INSTRUCTION: In the listing below, count the lines containing the string "this" and state only the number.

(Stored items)

## START

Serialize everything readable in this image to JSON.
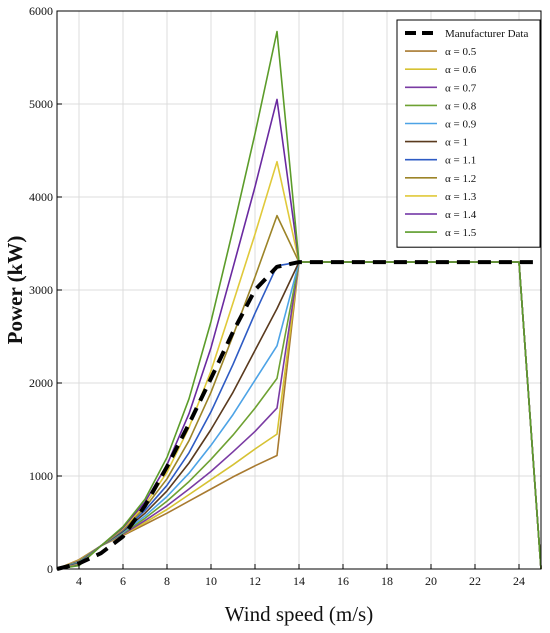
{
  "chart_data": {
    "type": "line",
    "xlabel": "Wind speed (m/s)",
    "ylabel": "Power (kW)",
    "xlim": [
      3,
      25
    ],
    "ylim": [
      0,
      6000
    ],
    "xticks": [
      4,
      6,
      8,
      10,
      12,
      14,
      16,
      18,
      20,
      22,
      24
    ],
    "yticks": [
      0,
      1000,
      2000,
      3000,
      4000,
      5000,
      6000
    ],
    "grid": true,
    "legend_position": "top-right",
    "x": [
      3,
      4,
      5,
      6,
      7,
      8,
      9,
      10,
      11,
      12,
      13,
      14,
      24,
      25
    ],
    "series": [
      {
        "name": "Manufacturer Data",
        "color": "#000000",
        "dashed": true,
        "values": [
          0,
          60,
          170,
          350,
          680,
          1100,
          1560,
          2050,
          2550,
          3000,
          3250,
          3300,
          3300,
          3300
        ]
      },
      {
        "name": "α = 0.5",
        "color": "#a87a30",
        "values": [
          0,
          100,
          250,
          360,
          480,
          600,
          730,
          860,
          990,
          1110,
          1220,
          3300,
          3300,
          0
        ]
      },
      {
        "name": "α = 0.6",
        "color": "#d6c233",
        "values": [
          0,
          92,
          250,
          370,
          500,
          640,
          800,
          960,
          1120,
          1290,
          1450,
          3300,
          3300,
          0
        ]
      },
      {
        "name": "α = 0.7",
        "color": "#7a3ba3",
        "values": [
          0,
          85,
          250,
          375,
          520,
          680,
          860,
          1050,
          1260,
          1480,
          1730,
          3300,
          3300,
          0
        ]
      },
      {
        "name": "α = 0.8",
        "color": "#6ea132",
        "values": [
          0,
          78,
          250,
          385,
          545,
          730,
          940,
          1180,
          1440,
          1730,
          2050,
          3300,
          3300,
          0
        ]
      },
      {
        "name": "α = 0.9",
        "color": "#4da3e6",
        "values": [
          0,
          70,
          250,
          395,
          570,
          780,
          1030,
          1330,
          1660,
          2030,
          2400,
          3300,
          3300,
          0
        ]
      },
      {
        "name": "α = 1",
        "color": "#5a3a1e",
        "values": [
          0,
          63,
          250,
          405,
          600,
          840,
          1140,
          1500,
          1900,
          2350,
          2800,
          3300,
          3300,
          0
        ]
      },
      {
        "name": "α = 1.1",
        "color": "#2e5bc4",
        "values": [
          0,
          57,
          250,
          415,
          630,
          900,
          1250,
          1690,
          2200,
          2750,
          3260,
          3300,
          3300,
          0
        ]
      },
      {
        "name": "α = 1.2",
        "color": "#9c8428",
        "values": [
          0,
          51,
          250,
          425,
          660,
          970,
          1380,
          1900,
          2510,
          3140,
          3800,
          3300,
          3300,
          0
        ]
      },
      {
        "name": "α = 1.3",
        "color": "#e0c93a",
        "values": [
          0,
          46,
          250,
          435,
          690,
          1040,
          1520,
          2130,
          2860,
          3600,
          4380,
          3300,
          3300,
          0
        ]
      },
      {
        "name": "α = 1.4",
        "color": "#6a2aa0",
        "values": [
          0,
          41,
          250,
          445,
          720,
          1120,
          1670,
          2380,
          3240,
          4110,
          5050,
          3300,
          3300,
          0
        ]
      },
      {
        "name": "α = 1.5",
        "color": "#5c9c2a",
        "values": [
          0,
          37,
          250,
          455,
          750,
          1200,
          1830,
          2660,
          3650,
          4680,
          5780,
          3300,
          3300,
          0
        ]
      }
    ]
  }
}
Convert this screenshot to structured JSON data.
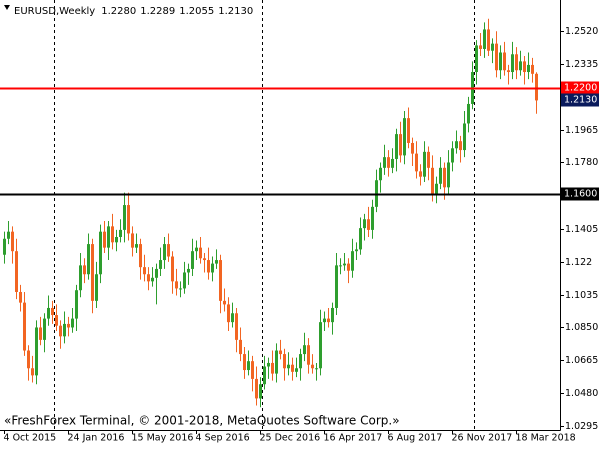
{
  "chart_data": {
    "type": "candlestick",
    "symbol": "EURUSD,Weekly",
    "quote": [
      {
        "value": 1.228,
        "label": "1.2280"
      },
      {
        "value": 1.2289,
        "label": "1.2289"
      },
      {
        "value": 1.2055,
        "label": "1.2055"
      },
      {
        "value": 1.213,
        "label": "1.2130"
      }
    ],
    "copyright": "«FreshForex Terminal, © 2001-2018, MetaQuotes Software Corp.»",
    "up_color": "#2e9e2e",
    "down_color": "#f26522",
    "ylim": [
      1.0272,
      1.2696
    ],
    "yticks": [
      {
        "value": 1.252,
        "label": "1.2520"
      },
      1.2335,
      1.1965,
      {
        "value": 1.178,
        "label": "1.1780"
      },
      1.1405,
      1.122,
      1.1035,
      {
        "value": 1.085,
        "label": "1.0850"
      },
      1.0665,
      {
        "value": 1.048,
        "label": "1.0480"
      },
      1.0295
    ],
    "xticks": [
      {
        "value": 0,
        "label": "4 Oct 2015"
      },
      {
        "value": 16,
        "label": "24 Jan 2016"
      },
      {
        "value": 32,
        "label": "15 May 2016"
      },
      {
        "value": 48,
        "label": "4 Sep 2016"
      },
      {
        "value": 64,
        "label": "25 Dec 2016"
      },
      {
        "value": 80,
        "label": "16 Apr 2017"
      },
      {
        "value": 96,
        "label": "6 Aug 2017"
      },
      {
        "value": 112,
        "label": "26 Nov 2017"
      },
      {
        "value": 128,
        "label": "18 Mar 2018"
      }
    ],
    "hlines": [
      {
        "value": 1.22,
        "label": "1.2200",
        "color": "#ff0000"
      },
      {
        "value": 1.16,
        "label": "1.1600",
        "color": "#000000"
      }
    ],
    "current_price": {
      "value": 1.213,
      "label": "1.2130",
      "color": "#0a1a5c"
    },
    "candles": [
      [
        1.126,
        1.139,
        1.121,
        1.135
      ],
      [
        1.135,
        1.145,
        1.132,
        1.139
      ],
      [
        1.139,
        1.142,
        1.121,
        1.128
      ],
      [
        1.128,
        1.135,
        1.101,
        1.105
      ],
      [
        1.105,
        1.109,
        1.094,
        1.099
      ],
      [
        1.099,
        1.105,
        1.069,
        1.072
      ],
      [
        1.072,
        1.075,
        1.055,
        1.062
      ],
      [
        1.062,
        1.069,
        1.054,
        1.058
      ],
      [
        1.058,
        1.089,
        1.053,
        1.085
      ],
      [
        1.085,
        1.091,
        1.075,
        1.078
      ],
      [
        1.078,
        1.093,
        1.071,
        1.09
      ],
      [
        1.09,
        1.103,
        1.086,
        1.096
      ],
      [
        1.096,
        1.1,
        1.087,
        1.092
      ],
      [
        1.092,
        1.098,
        1.083,
        1.086
      ],
      [
        1.086,
        1.089,
        1.073,
        1.08
      ],
      [
        1.08,
        1.094,
        1.076,
        1.087
      ],
      [
        1.087,
        1.091,
        1.08,
        1.085
      ],
      [
        1.085,
        1.096,
        1.082,
        1.09
      ],
      [
        1.09,
        1.109,
        1.083,
        1.106
      ],
      [
        1.106,
        1.127,
        1.102,
        1.12
      ],
      [
        1.12,
        1.124,
        1.11,
        1.115
      ],
      [
        1.115,
        1.138,
        1.112,
        1.132
      ],
      [
        1.132,
        1.135,
        1.093,
        1.1
      ],
      [
        1.1,
        1.122,
        1.096,
        1.115
      ],
      [
        1.115,
        1.143,
        1.11,
        1.139
      ],
      [
        1.139,
        1.145,
        1.127,
        1.13
      ],
      [
        1.13,
        1.145,
        1.123,
        1.142
      ],
      [
        1.142,
        1.149,
        1.129,
        1.133
      ],
      [
        1.133,
        1.14,
        1.128,
        1.136
      ],
      [
        1.136,
        1.146,
        1.133,
        1.14
      ],
      [
        1.14,
        1.161,
        1.133,
        1.154
      ],
      [
        1.154,
        1.161,
        1.134,
        1.138
      ],
      [
        1.138,
        1.142,
        1.125,
        1.13
      ],
      [
        1.13,
        1.138,
        1.127,
        1.132
      ],
      [
        1.132,
        1.135,
        1.112,
        1.119
      ],
      [
        1.119,
        1.126,
        1.111,
        1.115
      ],
      [
        1.115,
        1.119,
        1.106,
        1.111
      ],
      [
        1.111,
        1.119,
        1.108,
        1.113
      ],
      [
        1.113,
        1.121,
        1.098,
        1.118
      ],
      [
        1.118,
        1.13,
        1.114,
        1.123
      ],
      [
        1.123,
        1.136,
        1.118,
        1.132
      ],
      [
        1.132,
        1.138,
        1.122,
        1.125
      ],
      [
        1.125,
        1.128,
        1.104,
        1.111
      ],
      [
        1.111,
        1.118,
        1.103,
        1.107
      ],
      [
        1.107,
        1.111,
        1.102,
        1.107
      ],
      [
        1.107,
        1.122,
        1.104,
        1.116
      ],
      [
        1.116,
        1.121,
        1.109,
        1.118
      ],
      [
        1.118,
        1.135,
        1.114,
        1.128
      ],
      [
        1.128,
        1.134,
        1.123,
        1.13
      ],
      [
        1.13,
        1.136,
        1.121,
        1.124
      ],
      [
        1.124,
        1.127,
        1.116,
        1.123
      ],
      [
        1.123,
        1.13,
        1.112,
        1.116
      ],
      [
        1.116,
        1.125,
        1.111,
        1.121
      ],
      [
        1.121,
        1.129,
        1.118,
        1.123
      ],
      [
        1.123,
        1.126,
        1.093,
        1.1
      ],
      [
        1.1,
        1.107,
        1.094,
        1.098
      ],
      [
        1.098,
        1.102,
        1.083,
        1.088
      ],
      [
        1.088,
        1.099,
        1.085,
        1.093
      ],
      [
        1.093,
        1.096,
        1.071,
        1.078
      ],
      [
        1.078,
        1.085,
        1.066,
        1.07
      ],
      [
        1.07,
        1.074,
        1.056,
        1.061
      ],
      [
        1.061,
        1.072,
        1.058,
        1.066
      ],
      [
        1.066,
        1.069,
        1.049,
        1.056
      ],
      [
        1.056,
        1.063,
        1.041,
        1.045
      ],
      [
        1.045,
        1.057,
        1.04,
        1.053
      ],
      [
        1.053,
        1.069,
        1.05,
        1.063
      ],
      [
        1.063,
        1.068,
        1.056,
        1.065
      ],
      [
        1.065,
        1.072,
        1.055,
        1.059
      ],
      [
        1.059,
        1.076,
        1.054,
        1.072
      ],
      [
        1.072,
        1.078,
        1.067,
        1.07
      ],
      [
        1.07,
        1.073,
        1.055,
        1.062
      ],
      [
        1.062,
        1.071,
        1.058,
        1.064
      ],
      [
        1.064,
        1.068,
        1.055,
        1.06
      ],
      [
        1.06,
        1.068,
        1.057,
        1.062
      ],
      [
        1.062,
        1.073,
        1.055,
        1.07
      ],
      [
        1.07,
        1.082,
        1.066,
        1.075
      ],
      [
        1.075,
        1.079,
        1.059,
        1.064
      ],
      [
        1.064,
        1.07,
        1.059,
        1.062
      ],
      [
        1.062,
        1.065,
        1.055,
        1.062
      ],
      [
        1.062,
        1.095,
        1.058,
        1.088
      ],
      [
        1.088,
        1.094,
        1.083,
        1.09
      ],
      [
        1.09,
        1.096,
        1.085,
        1.088
      ],
      [
        1.088,
        1.099,
        1.081,
        1.096
      ],
      [
        1.096,
        1.127,
        1.092,
        1.12
      ],
      [
        1.12,
        1.124,
        1.115,
        1.12
      ],
      [
        1.12,
        1.127,
        1.117,
        1.121
      ],
      [
        1.121,
        1.124,
        1.11,
        1.117
      ],
      [
        1.117,
        1.135,
        1.113,
        1.128
      ],
      [
        1.128,
        1.133,
        1.123,
        1.129
      ],
      [
        1.129,
        1.147,
        1.126,
        1.141
      ],
      [
        1.141,
        1.149,
        1.134,
        1.146
      ],
      [
        1.146,
        1.153,
        1.136,
        1.14
      ],
      [
        1.14,
        1.157,
        1.135,
        1.153
      ],
      [
        1.153,
        1.174,
        1.15,
        1.168
      ],
      [
        1.168,
        1.178,
        1.161,
        1.175
      ],
      [
        1.175,
        1.188,
        1.171,
        1.181
      ],
      [
        1.181,
        1.185,
        1.17,
        1.175
      ],
      [
        1.175,
        1.186,
        1.172,
        1.18
      ],
      [
        1.18,
        1.197,
        1.173,
        1.194
      ],
      [
        1.194,
        1.201,
        1.178,
        1.182
      ],
      [
        1.182,
        1.207,
        1.177,
        1.203
      ],
      [
        1.203,
        1.209,
        1.186,
        1.189
      ],
      [
        1.189,
        1.192,
        1.176,
        1.183
      ],
      [
        1.183,
        1.19,
        1.169,
        1.173
      ],
      [
        1.173,
        1.177,
        1.165,
        1.17
      ],
      [
        1.17,
        1.19,
        1.167,
        1.184
      ],
      [
        1.184,
        1.187,
        1.168,
        1.175
      ],
      [
        1.175,
        1.182,
        1.156,
        1.16
      ],
      [
        1.16,
        1.17,
        1.155,
        1.166
      ],
      [
        1.166,
        1.181,
        1.163,
        1.175
      ],
      [
        1.175,
        1.178,
        1.157,
        1.164
      ],
      [
        1.164,
        1.185,
        1.16,
        1.178
      ],
      [
        1.178,
        1.19,
        1.173,
        1.186
      ],
      [
        1.186,
        1.196,
        1.183,
        1.19
      ],
      [
        1.19,
        1.193,
        1.178,
        1.185
      ],
      [
        1.185,
        1.207,
        1.181,
        1.2
      ],
      [
        1.2,
        1.215,
        1.195,
        1.211
      ],
      [
        1.211,
        1.235,
        1.208,
        1.229
      ],
      [
        1.229,
        1.247,
        1.222,
        1.244
      ],
      [
        1.244,
        1.251,
        1.238,
        1.242
      ],
      [
        1.242,
        1.257,
        1.237,
        1.253
      ],
      [
        1.253,
        1.259,
        1.238,
        1.241
      ],
      [
        1.241,
        1.248,
        1.234,
        1.245
      ],
      [
        1.245,
        1.252,
        1.226,
        1.23
      ],
      [
        1.23,
        1.244,
        1.225,
        1.24
      ],
      [
        1.24,
        1.246,
        1.227,
        1.23
      ],
      [
        1.23,
        1.233,
        1.222,
        1.229
      ],
      [
        1.229,
        1.246,
        1.225,
        1.239
      ],
      [
        1.239,
        1.243,
        1.225,
        1.23
      ],
      [
        1.23,
        1.241,
        1.227,
        1.235
      ],
      [
        1.235,
        1.238,
        1.222,
        1.229
      ],
      [
        1.229,
        1.24,
        1.225,
        1.233
      ],
      [
        1.233,
        1.237,
        1.223,
        1.228
      ],
      [
        1.228,
        1.2289,
        1.2055,
        1.213
      ]
    ]
  }
}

## END

REPLY: 2